# Exercise objective
Every line with the word "normal" in it should be extracted from the data that follows.

--- Begin Given records ---

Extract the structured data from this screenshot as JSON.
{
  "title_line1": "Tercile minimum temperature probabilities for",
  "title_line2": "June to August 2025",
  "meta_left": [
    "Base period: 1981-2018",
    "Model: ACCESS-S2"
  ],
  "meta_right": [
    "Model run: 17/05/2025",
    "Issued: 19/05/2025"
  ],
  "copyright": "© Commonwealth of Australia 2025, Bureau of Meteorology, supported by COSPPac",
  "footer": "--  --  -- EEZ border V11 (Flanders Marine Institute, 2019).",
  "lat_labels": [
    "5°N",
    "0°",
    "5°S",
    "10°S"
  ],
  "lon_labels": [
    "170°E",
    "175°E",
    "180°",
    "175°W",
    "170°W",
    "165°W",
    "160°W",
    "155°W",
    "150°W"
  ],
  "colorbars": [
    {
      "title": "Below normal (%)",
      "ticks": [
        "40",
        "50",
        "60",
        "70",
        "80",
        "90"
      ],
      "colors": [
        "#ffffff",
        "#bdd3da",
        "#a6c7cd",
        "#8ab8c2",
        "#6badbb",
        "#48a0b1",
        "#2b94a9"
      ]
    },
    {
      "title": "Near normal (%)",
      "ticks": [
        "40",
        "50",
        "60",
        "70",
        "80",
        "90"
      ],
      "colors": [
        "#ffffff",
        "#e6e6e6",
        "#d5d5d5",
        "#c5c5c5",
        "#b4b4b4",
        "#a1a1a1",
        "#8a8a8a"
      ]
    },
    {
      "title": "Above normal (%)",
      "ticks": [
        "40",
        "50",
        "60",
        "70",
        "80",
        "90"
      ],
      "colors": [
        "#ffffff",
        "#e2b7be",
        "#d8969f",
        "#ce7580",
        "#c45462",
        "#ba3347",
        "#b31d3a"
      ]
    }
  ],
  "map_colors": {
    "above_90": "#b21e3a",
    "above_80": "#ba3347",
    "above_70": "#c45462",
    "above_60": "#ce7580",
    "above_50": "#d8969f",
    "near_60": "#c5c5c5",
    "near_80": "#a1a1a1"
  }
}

--- End Given records ---

# Response to this task
      "title": "Below normal (%)",
      "title": "Near normal (%)",
      "title": "Above normal (%)",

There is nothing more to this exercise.